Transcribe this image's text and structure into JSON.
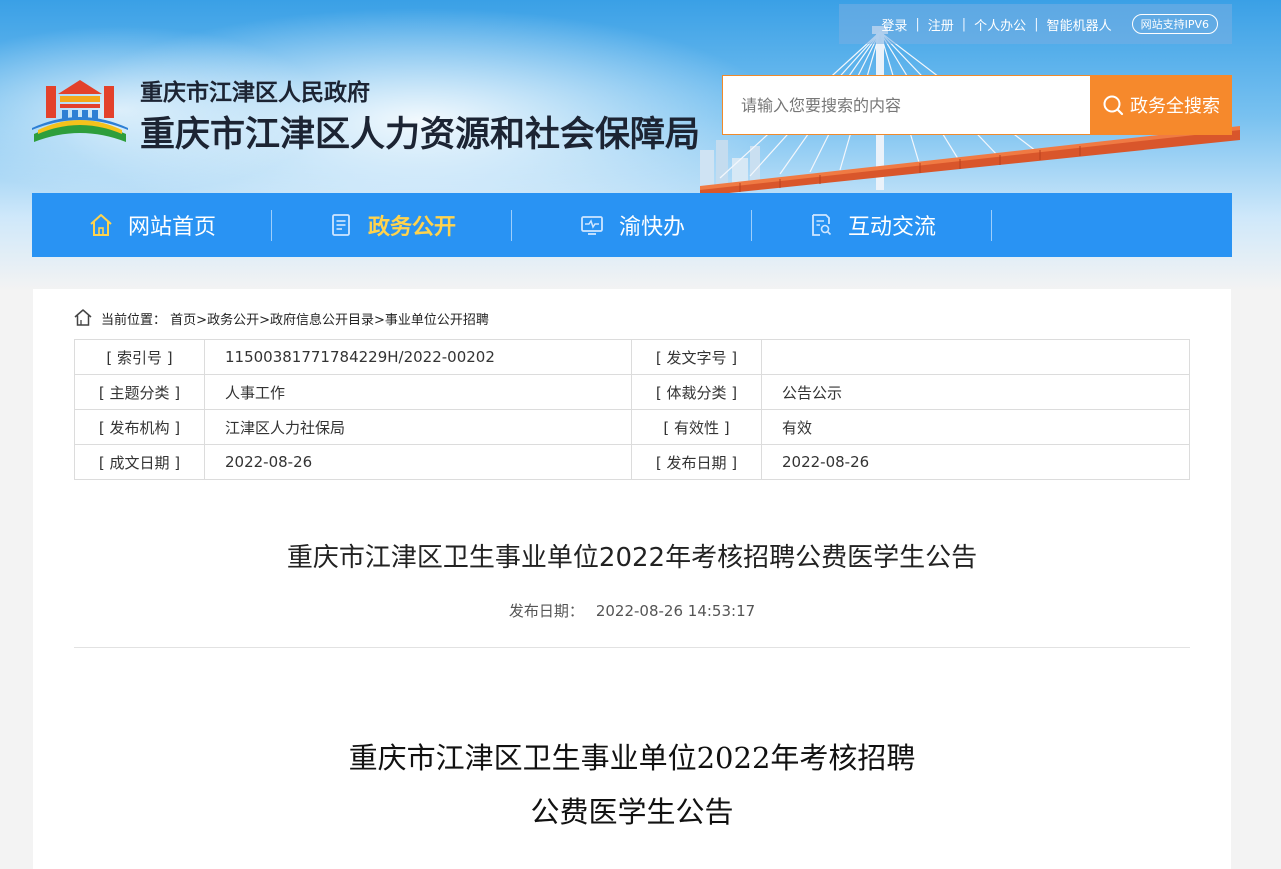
{
  "colors": {
    "nav_bg": "#2993f3",
    "nav_active": "#ffd34d",
    "search_button": "#f6892c",
    "search_border": "#f08a2a"
  },
  "toplinks": {
    "items": [
      "登录",
      "注册",
      "个人办公",
      "智能机器人"
    ],
    "ipv6_badge": "网站支持IPV6"
  },
  "header": {
    "logo_icon": "government-building-logo",
    "title_small": "重庆市江津区人民政府",
    "title_big": "重庆市江津区人力资源和社会保障局"
  },
  "search": {
    "placeholder": "请输入您要搜索的内容",
    "button_label": "政务全搜索",
    "button_icon": "search-icon"
  },
  "nav": {
    "items": [
      {
        "label": "网站首页",
        "icon": "home-icon",
        "active": false
      },
      {
        "label": "政务公开",
        "icon": "document-icon",
        "active": true
      },
      {
        "label": "渝快办",
        "icon": "monitor-icon",
        "active": false
      },
      {
        "label": "互动交流",
        "icon": "chat-search-icon",
        "active": false
      }
    ]
  },
  "breadcrumb": {
    "icon": "home-outline-icon",
    "label": "当前位置：",
    "items": [
      "首页",
      "政务公开",
      "政府信息公开目录",
      "事业单位公开招聘"
    ],
    "separator": ">"
  },
  "meta_table": {
    "rows": [
      {
        "k1": "[ 索引号 ]",
        "v1": "11500381771784229H/2022-00202",
        "k2": "[ 发文字号 ]",
        "v2": ""
      },
      {
        "k1": "[ 主题分类 ]",
        "v1": "人事工作",
        "k2": "[ 体裁分类 ]",
        "v2": "公告公示"
      },
      {
        "k1": "[ 发布机构 ]",
        "v1": "江津区人力社保局",
        "k2": "[ 有效性 ]",
        "v2": "有效"
      },
      {
        "k1": "[ 成文日期 ]",
        "v1": "2022-08-26",
        "k2": "[ 发布日期 ]",
        "v2": "2022-08-26"
      }
    ]
  },
  "article": {
    "title": "重庆市江津区卫生事业单位2022年考核招聘公费医学生公告",
    "date_label": "发布日期：",
    "date_value": "2022-08-26 14:53:17",
    "body_title_line1": "重庆市江津区卫生事业单位2022年考核招聘",
    "body_title_line2": "公费医学生公告"
  }
}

## Aim of the task
Print all of the entries word for word. Skip any images they contain.

## Problem solution
Transcribe this image's text and structure into JSON.
{
  "colors": {
    "nav_bg": "#2993f3",
    "nav_active": "#ffd34d",
    "search_button": "#f6892c",
    "search_border": "#f08a2a"
  },
  "toplinks": {
    "items": [
      "登录",
      "注册",
      "个人办公",
      "智能机器人"
    ],
    "ipv6_badge": "网站支持IPV6"
  },
  "header": {
    "logo_icon": "government-building-logo",
    "title_small": "重庆市江津区人民政府",
    "title_big": "重庆市江津区人力资源和社会保障局"
  },
  "search": {
    "placeholder": "请输入您要搜索的内容",
    "button_label": "政务全搜索",
    "button_icon": "search-icon"
  },
  "nav": {
    "items": [
      {
        "label": "网站首页",
        "icon": "home-icon",
        "active": false
      },
      {
        "label": "政务公开",
        "icon": "document-icon",
        "active": true
      },
      {
        "label": "渝快办",
        "icon": "monitor-icon",
        "active": false
      },
      {
        "label": "互动交流",
        "icon": "chat-search-icon",
        "active": false
      }
    ]
  },
  "breadcrumb": {
    "icon": "home-outline-icon",
    "label": "当前位置：",
    "items": [
      "首页",
      "政务公开",
      "政府信息公开目录",
      "事业单位公开招聘"
    ],
    "separator": ">"
  },
  "meta_table": {
    "rows": [
      {
        "k1": "[ 索引号 ]",
        "v1": "11500381771784229H/2022-00202",
        "k2": "[ 发文字号 ]",
        "v2": ""
      },
      {
        "k1": "[ 主题分类 ]",
        "v1": "人事工作",
        "k2": "[ 体裁分类 ]",
        "v2": "公告公示"
      },
      {
        "k1": "[ 发布机构 ]",
        "v1": "江津区人力社保局",
        "k2": "[ 有效性 ]",
        "v2": "有效"
      },
      {
        "k1": "[ 成文日期 ]",
        "v1": "2022-08-26",
        "k2": "[ 发布日期 ]",
        "v2": "2022-08-26"
      }
    ]
  },
  "article": {
    "title": "重庆市江津区卫生事业单位2022年考核招聘公费医学生公告",
    "date_label": "发布日期：",
    "date_value": "2022-08-26 14:53:17",
    "body_title_line1": "重庆市江津区卫生事业单位2022年考核招聘",
    "body_title_line2": "公费医学生公告"
  }
}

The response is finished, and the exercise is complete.